● Passage shown
========

Pittsburgh’s Tuition Tax, the University of California, and the war against the young
Fifty years from now the Collapse of 2008-? might be looked at as primarily a fight between the old and the young. The New York Times yesterday carried a story about the city of Pittsburgh taxing college tuition to pay pensions:
“a 1 percent tuition tax on students attending college in Pittsburgh, which he says will raise $16.2 million in annual revenue that is needed to pay pensions for retired city employees.”
This is the most direct example I’ve seen of a tax on the young (the tax will be collected from universities but substantially paid by customers, as with most taxes on business) to benefit the old. An 18-year-old will pay more for college so that a 50-year-old can enjoy his retirement as though the Collapse of 2008 had not occurred. In California the pensions of those over age 50 are preserved while students at the University of California will pay 32 percent more (source).
The young start out with a lot of advantages. They have tremendous energy and physical health. But one wonders how much can be loaded onto their backs. Let’s look at what the U.S. government and state/local governments are doing to hobble young people:
- running schools with unbreakable standards for what administrators and teachers are paid and how much they will be paid decades after retiring, but no standards at all for the effectiveness of teaching (this is probably the worst because it will deprive many of America’s kids of the option to emigrate to countries where good jobs are available)
- borrowing trillions of dollars to pay for programs that primarily benefit the old, e.g., Medicare; this money to be paid back by today’s youth once they enter the workforce
- making it a legal requirement for healthy young people to pay for overpriced health insurance (Congress’s latest health care scheme includes new limits on the maximum difference that insurance companies can charge based on age)
- minimum wage laws that make young workers who would otherwise be cheap to employ unattractive to employers
- laws forcing employers to recognize unions; unions are run by older workers and they tend to organize things for the benefit of older workers at the expense of the young (which is why a 65-year-old airline pilot might earn over $200,000 annually for working ten 8-hour days per month while a 30-year-old airline pilot will earn $19,000 for working twenty-two 16-hour days per month)
- immigration policies that allow young inexperienced workers from foreign countries to flood into the U.S. and compete for low-skill jobs (a 50-year-old lawyer or doctor does not face competition from a 20-year-old coming in from Sudan, Iraq, or Latin America, but an American 20-year-old who received a poor public school education does)
- transferring hundreds of billions of future tax dollars into the pockets of Wall Street bankers, who tend to be older (we haven’t heard about too many 18-year-olds paying themselves $100 million bonuses)

========

● Material supplied

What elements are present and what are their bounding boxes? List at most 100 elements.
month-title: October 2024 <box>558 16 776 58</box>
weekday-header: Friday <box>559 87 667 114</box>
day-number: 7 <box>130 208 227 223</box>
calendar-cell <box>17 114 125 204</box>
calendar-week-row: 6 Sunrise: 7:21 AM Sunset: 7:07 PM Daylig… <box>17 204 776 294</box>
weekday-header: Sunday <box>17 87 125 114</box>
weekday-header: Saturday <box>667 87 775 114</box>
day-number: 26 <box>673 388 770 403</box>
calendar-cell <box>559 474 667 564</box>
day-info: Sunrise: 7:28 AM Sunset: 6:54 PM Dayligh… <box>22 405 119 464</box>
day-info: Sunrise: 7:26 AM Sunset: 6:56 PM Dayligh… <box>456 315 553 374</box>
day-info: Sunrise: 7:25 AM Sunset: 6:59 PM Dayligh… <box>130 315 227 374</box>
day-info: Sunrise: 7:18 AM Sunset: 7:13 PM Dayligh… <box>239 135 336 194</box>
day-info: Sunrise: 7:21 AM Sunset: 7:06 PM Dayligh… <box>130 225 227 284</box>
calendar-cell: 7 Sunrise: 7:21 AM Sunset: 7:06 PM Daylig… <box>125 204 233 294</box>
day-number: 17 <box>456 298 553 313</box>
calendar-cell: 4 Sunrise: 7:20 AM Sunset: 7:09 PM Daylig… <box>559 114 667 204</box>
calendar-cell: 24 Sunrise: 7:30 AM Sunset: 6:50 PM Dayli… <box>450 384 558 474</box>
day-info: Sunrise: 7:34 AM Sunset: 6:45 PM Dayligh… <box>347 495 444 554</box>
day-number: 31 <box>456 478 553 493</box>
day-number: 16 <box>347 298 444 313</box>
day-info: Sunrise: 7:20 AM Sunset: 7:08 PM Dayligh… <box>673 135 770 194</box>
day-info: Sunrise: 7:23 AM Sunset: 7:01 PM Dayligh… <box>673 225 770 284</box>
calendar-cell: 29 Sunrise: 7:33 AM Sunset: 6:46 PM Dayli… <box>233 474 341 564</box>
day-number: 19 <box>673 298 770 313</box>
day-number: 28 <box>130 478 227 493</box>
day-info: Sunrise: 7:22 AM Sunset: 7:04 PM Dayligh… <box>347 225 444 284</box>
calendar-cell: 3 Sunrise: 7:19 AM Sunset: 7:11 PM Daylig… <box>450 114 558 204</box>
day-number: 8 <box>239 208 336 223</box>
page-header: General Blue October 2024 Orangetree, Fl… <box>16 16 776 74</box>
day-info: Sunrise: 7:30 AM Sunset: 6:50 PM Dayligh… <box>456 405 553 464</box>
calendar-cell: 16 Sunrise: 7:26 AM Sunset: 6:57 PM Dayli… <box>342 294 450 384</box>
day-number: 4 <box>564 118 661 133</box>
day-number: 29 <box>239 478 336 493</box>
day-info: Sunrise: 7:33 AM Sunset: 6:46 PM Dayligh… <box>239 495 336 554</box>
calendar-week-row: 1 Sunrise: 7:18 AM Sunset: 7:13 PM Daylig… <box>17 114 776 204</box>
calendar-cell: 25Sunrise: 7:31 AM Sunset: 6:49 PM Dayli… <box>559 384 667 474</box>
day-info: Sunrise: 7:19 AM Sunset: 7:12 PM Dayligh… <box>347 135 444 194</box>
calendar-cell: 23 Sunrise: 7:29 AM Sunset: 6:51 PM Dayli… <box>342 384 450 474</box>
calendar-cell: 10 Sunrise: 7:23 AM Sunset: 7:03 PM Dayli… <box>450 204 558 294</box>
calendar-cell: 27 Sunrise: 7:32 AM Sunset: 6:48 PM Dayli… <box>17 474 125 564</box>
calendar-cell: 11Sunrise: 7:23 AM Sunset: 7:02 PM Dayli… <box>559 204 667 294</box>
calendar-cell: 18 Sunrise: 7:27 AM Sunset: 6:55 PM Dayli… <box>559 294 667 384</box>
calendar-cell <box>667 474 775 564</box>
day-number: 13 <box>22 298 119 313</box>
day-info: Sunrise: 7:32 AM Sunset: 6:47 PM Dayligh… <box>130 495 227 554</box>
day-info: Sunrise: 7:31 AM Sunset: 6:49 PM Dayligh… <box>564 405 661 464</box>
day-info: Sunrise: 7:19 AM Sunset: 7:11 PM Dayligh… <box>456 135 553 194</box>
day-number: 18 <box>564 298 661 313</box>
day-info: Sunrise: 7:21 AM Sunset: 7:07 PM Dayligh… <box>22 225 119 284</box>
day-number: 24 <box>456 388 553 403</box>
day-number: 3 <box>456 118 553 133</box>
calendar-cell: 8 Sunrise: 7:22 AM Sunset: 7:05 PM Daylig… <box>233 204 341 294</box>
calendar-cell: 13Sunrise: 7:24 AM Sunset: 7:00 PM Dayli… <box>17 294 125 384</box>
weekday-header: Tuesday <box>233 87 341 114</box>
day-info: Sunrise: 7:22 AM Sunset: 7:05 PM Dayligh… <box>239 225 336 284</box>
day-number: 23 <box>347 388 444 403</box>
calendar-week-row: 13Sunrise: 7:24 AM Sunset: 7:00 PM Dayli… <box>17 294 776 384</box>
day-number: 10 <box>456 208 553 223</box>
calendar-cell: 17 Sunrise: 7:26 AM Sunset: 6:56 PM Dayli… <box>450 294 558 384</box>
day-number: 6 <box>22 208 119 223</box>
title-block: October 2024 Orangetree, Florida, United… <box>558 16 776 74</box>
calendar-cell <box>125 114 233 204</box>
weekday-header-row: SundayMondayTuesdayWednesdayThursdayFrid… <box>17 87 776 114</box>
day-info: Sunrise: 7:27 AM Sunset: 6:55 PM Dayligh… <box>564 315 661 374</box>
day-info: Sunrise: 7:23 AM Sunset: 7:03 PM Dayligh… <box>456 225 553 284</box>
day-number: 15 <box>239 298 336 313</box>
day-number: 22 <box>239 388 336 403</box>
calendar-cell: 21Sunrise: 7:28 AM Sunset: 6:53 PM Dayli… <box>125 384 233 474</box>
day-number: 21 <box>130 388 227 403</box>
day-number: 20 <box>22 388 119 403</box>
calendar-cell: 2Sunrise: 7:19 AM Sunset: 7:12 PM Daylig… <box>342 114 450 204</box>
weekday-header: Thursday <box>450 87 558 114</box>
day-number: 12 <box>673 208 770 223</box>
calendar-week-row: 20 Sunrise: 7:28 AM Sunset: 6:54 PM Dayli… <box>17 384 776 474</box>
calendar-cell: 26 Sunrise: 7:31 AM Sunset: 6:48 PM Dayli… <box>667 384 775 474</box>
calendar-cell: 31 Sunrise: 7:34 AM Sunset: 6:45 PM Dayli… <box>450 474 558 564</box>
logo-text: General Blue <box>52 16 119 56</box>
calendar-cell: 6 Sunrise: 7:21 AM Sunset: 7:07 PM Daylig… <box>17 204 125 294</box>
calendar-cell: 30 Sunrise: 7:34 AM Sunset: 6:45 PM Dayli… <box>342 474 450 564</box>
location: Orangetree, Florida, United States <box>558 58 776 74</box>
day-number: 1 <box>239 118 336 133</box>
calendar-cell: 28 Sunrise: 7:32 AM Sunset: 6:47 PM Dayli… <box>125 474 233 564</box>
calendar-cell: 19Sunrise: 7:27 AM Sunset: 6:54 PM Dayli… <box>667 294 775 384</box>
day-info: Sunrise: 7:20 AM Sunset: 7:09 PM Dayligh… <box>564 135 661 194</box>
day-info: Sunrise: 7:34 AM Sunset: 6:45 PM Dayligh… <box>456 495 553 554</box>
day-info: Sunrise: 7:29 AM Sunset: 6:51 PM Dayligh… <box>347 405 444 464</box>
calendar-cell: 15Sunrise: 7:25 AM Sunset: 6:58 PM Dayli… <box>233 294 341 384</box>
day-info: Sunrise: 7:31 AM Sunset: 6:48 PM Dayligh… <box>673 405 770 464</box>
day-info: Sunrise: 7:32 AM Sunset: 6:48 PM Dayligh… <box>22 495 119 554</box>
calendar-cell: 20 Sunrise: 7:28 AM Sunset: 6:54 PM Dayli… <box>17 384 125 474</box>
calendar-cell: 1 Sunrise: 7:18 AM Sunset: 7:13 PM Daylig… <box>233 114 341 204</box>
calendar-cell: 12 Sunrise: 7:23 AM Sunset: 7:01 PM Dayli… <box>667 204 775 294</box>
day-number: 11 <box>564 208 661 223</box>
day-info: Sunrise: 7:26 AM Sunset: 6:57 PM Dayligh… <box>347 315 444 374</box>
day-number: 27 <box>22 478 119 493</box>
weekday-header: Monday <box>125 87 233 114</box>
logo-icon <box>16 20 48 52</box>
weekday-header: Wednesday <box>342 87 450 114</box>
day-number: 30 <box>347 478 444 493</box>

========

● Your tasks
1. According to the post on Pittsburgh's tuition tax, how much annual revenue would the 1 percent tax raise?
2. Which places does the post on Pittsburgh's tuition tax name as origins of the 20-year-olds arriving to compete for low-skill jobs?

● Response list
1. $16.2 million

2. Sudan, Iraq, Latin America